Task objective: Format every line of the material below as a numbered list, skipping blank lines and leaving the pictures out.
=-=-=
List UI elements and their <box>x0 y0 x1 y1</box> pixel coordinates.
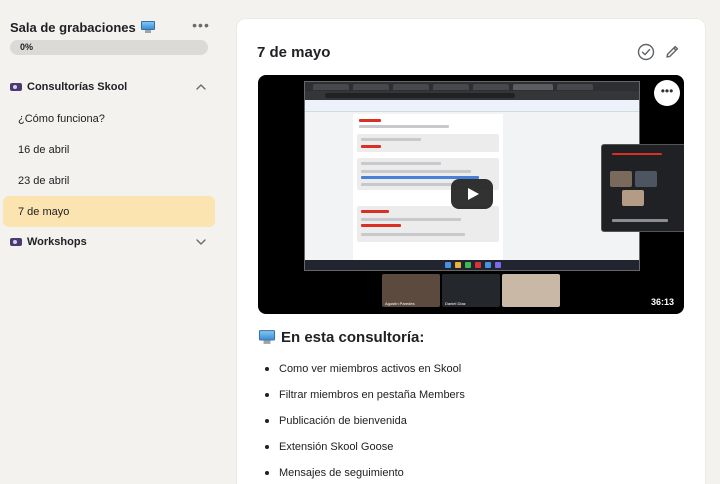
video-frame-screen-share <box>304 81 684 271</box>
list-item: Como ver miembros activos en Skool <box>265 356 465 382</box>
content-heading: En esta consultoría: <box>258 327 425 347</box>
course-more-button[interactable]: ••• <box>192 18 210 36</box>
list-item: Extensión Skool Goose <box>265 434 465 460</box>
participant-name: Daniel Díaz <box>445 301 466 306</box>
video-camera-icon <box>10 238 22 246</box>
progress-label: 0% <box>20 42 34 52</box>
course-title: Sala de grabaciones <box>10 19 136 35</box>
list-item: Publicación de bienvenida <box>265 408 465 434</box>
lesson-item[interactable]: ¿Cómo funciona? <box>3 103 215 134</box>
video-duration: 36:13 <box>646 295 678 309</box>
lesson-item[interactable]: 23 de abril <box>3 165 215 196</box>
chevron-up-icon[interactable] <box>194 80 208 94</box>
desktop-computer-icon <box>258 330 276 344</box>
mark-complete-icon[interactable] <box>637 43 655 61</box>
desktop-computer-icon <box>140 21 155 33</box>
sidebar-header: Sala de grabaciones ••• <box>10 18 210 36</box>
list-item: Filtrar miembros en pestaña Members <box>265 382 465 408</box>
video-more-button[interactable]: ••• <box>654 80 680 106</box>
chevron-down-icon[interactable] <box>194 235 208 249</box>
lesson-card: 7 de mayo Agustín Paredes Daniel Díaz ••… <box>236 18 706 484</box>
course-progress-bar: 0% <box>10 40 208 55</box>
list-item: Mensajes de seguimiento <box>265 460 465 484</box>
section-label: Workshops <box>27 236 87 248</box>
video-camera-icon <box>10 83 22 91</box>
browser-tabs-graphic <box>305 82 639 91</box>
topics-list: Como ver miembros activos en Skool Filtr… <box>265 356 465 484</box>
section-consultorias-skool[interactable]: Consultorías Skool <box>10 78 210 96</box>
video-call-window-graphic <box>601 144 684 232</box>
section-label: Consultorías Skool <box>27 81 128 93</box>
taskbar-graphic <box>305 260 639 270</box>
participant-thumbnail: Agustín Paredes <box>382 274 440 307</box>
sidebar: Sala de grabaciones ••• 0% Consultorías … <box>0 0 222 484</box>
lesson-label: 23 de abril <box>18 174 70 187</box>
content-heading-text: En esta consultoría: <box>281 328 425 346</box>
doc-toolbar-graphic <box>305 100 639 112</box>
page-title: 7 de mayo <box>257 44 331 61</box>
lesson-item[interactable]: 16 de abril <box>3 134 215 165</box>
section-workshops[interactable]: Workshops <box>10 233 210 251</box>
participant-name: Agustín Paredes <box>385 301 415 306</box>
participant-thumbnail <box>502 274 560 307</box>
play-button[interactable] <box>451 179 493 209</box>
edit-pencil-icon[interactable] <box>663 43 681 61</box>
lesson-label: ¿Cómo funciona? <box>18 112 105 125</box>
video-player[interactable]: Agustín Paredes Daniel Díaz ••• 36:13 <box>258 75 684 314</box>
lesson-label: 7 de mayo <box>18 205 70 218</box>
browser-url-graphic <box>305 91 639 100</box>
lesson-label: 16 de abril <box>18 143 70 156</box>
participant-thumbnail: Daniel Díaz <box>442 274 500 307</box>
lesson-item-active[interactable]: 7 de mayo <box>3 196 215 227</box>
=-=-=
Exercise output:
1. List UI elements and their <box>x0 y0 x1 y1</box> pixel coordinates.
2. video-frame-screen-share <box>304 81 684 271</box>
3. list-item: Como ver miembros activos en Skool <box>265 356 465 382</box>
4. content-heading: En esta consultoría: <box>258 327 425 347</box>
5. course-more-button[interactable]: ••• <box>192 18 210 36</box>
6. list-item: Extensión Skool Goose <box>265 434 465 460</box>
7. participant-name: Daniel Díaz <box>445 301 466 306</box>
8. video-camera-icon <box>10 238 22 246</box>
9. progress-label: 0% <box>20 42 34 52</box>
10. course-title: Sala de grabaciones <box>10 19 136 35</box>
11. list-item: Publicación de bienvenida <box>265 408 465 434</box>
12. lesson-item[interactable]: ¿Cómo funciona? <box>3 103 215 134</box>
13. video-duration: 36:13 <box>646 295 678 309</box>
14. lesson-item[interactable]: 23 de abril <box>3 165 215 196</box>
15. chevron-up-icon[interactable] <box>194 80 208 94</box>
16. desktop-computer-icon <box>258 330 276 344</box>
17. mark-complete-icon[interactable] <box>637 43 655 61</box>
18. desktop-computer-icon <box>140 21 155 33</box>
19. sidebar-header: Sala de grabaciones ••• <box>10 18 210 36</box>
20. list-item: Filtrar miembros en pestaña Members <box>265 382 465 408</box>
21. video-more-button[interactable]: ••• <box>654 80 680 106</box>
22. chevron-down-icon[interactable] <box>194 235 208 249</box>
23. lesson-card: 7 de mayo Agustín Paredes Daniel Díaz ••… <box>236 18 706 484</box>
24. course-progress-bar: 0% <box>10 40 208 55</box>
25. list-item: Mensajes de seguimiento <box>265 460 465 484</box>
26. section-label: Workshops <box>27 236 87 248</box>
27. video-camera-icon <box>10 83 22 91</box>
28. browser-tabs-graphic <box>305 82 639 91</box>
29. topics-list: Como ver miembros activos en Skool Filtr… <box>265 356 465 484</box>
30. section-consultorias-skool[interactable]: Consultorías Skool <box>10 78 210 96</box>
31. video-call-window-graphic <box>601 144 684 232</box>
32. section-label: Consultorías Skool <box>27 81 128 93</box>
33. taskbar-graphic <box>305 260 639 270</box>
34. participant-thumbnail: Agustín Paredes <box>382 274 440 307</box>
35. sidebar: Sala de grabaciones ••• 0% Consultorías … <box>0 0 222 484</box>
36. lesson-label: 23 de abril <box>18 174 70 187</box>
37. content-heading-text: En esta consultoría: <box>281 328 425 346</box>
38. doc-toolbar-graphic <box>305 100 639 112</box>
39. page-title: 7 de mayo <box>257 44 331 61</box>
40. lesson-item[interactable]: 16 de abril <box>3 134 215 165</box>
41. section-workshops[interactable]: Workshops <box>10 233 210 251</box>
42. participant-name: Agustín Paredes <box>385 301 415 306</box>
43. participant-thumbnail <box>502 274 560 307</box>
44. play-button[interactable] <box>451 179 493 209</box>
45. edit-pencil-icon[interactable] <box>663 43 681 61</box>
46. lesson-label: ¿Cómo funciona? <box>18 112 105 125</box>
47. video-player[interactable]: Agustín Paredes Daniel Díaz ••• 36:13 <box>258 75 684 314</box>
48. lesson-label: 7 de mayo <box>18 205 70 218</box>
49. browser-url-graphic <box>305 91 639 100</box>
50. lesson-label: 16 de abril <box>18 143 70 156</box>
51. participant-thumbnail: Daniel Díaz <box>442 274 500 307</box>
52. lesson-item-active[interactable]: 7 de mayo <box>3 196 215 227</box>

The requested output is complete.